# start of AVAILABLE RECORDS
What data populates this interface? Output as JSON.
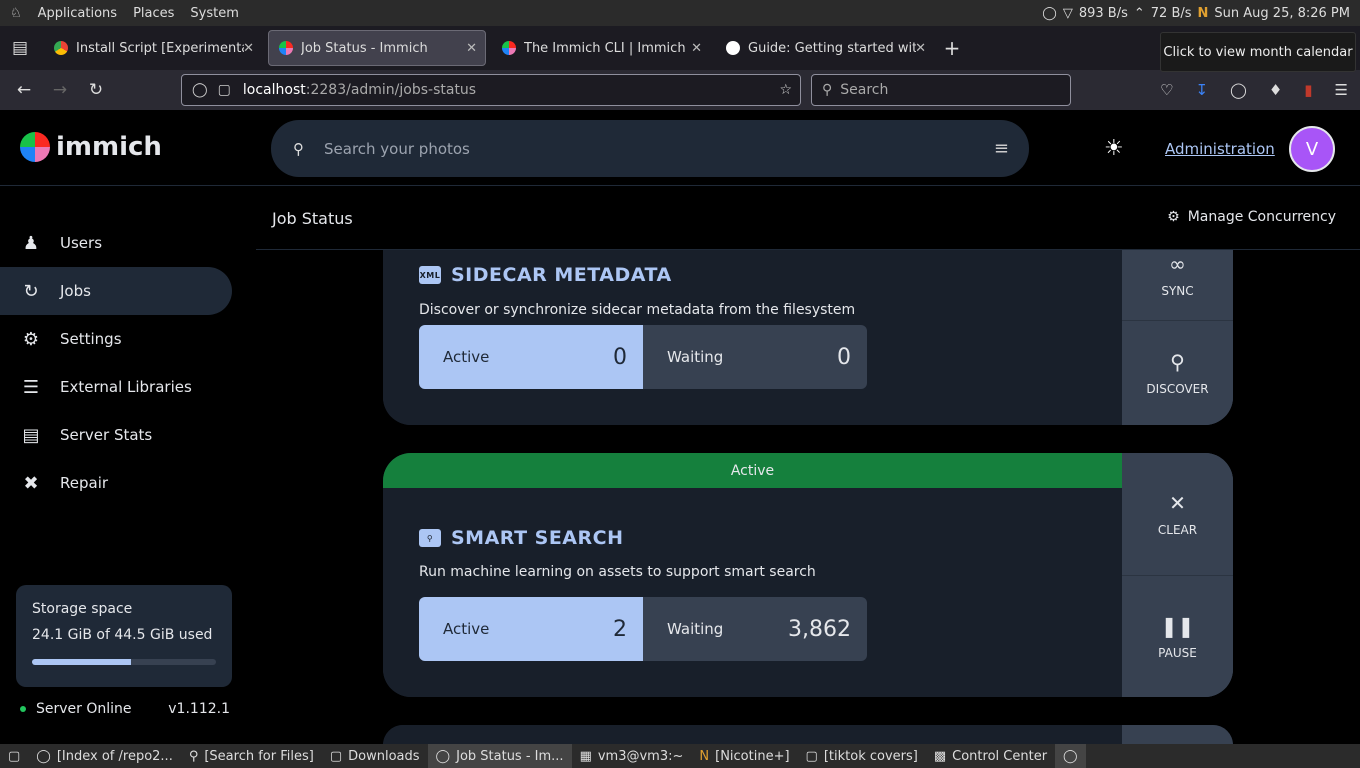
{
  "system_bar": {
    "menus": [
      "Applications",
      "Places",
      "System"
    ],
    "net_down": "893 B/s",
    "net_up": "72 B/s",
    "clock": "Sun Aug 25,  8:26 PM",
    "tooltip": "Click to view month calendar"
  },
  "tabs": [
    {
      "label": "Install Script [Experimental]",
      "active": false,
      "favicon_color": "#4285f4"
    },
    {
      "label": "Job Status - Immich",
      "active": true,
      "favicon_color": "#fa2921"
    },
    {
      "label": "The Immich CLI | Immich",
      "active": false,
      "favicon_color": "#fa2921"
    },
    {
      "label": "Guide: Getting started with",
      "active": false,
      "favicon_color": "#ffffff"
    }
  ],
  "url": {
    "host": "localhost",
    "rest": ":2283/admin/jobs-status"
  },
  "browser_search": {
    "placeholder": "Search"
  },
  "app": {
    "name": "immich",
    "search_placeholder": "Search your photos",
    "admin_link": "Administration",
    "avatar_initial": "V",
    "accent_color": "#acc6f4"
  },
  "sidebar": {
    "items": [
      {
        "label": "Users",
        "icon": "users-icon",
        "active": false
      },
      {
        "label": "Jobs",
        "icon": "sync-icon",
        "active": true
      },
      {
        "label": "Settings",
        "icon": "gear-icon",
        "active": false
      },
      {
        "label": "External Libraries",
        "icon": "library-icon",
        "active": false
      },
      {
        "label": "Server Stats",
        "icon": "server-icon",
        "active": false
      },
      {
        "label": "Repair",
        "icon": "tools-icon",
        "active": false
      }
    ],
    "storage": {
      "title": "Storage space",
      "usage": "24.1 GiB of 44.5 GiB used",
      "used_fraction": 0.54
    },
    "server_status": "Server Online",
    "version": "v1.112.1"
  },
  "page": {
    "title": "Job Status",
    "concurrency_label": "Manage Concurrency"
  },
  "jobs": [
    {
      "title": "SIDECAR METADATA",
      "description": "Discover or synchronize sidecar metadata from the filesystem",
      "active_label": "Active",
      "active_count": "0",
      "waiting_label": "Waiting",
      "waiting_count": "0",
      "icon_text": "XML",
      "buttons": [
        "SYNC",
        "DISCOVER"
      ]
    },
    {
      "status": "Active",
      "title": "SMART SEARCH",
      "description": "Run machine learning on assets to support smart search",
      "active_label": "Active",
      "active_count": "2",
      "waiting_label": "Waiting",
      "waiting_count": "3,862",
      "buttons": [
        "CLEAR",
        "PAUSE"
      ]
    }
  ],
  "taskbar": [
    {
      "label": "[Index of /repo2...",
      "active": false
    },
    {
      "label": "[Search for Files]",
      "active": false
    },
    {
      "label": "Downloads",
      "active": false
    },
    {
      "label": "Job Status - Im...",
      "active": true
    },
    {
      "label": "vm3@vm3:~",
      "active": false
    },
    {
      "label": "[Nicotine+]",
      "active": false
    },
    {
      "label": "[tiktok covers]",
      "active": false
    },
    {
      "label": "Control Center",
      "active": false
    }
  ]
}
# end of AVAILABLE RECORDS
Locate and copy each line in the data above that includes the word "description".

      "description": "Discover or synchronize sidecar metadata from the filesystem",
      "description": "Run machine learning on assets to support smart search",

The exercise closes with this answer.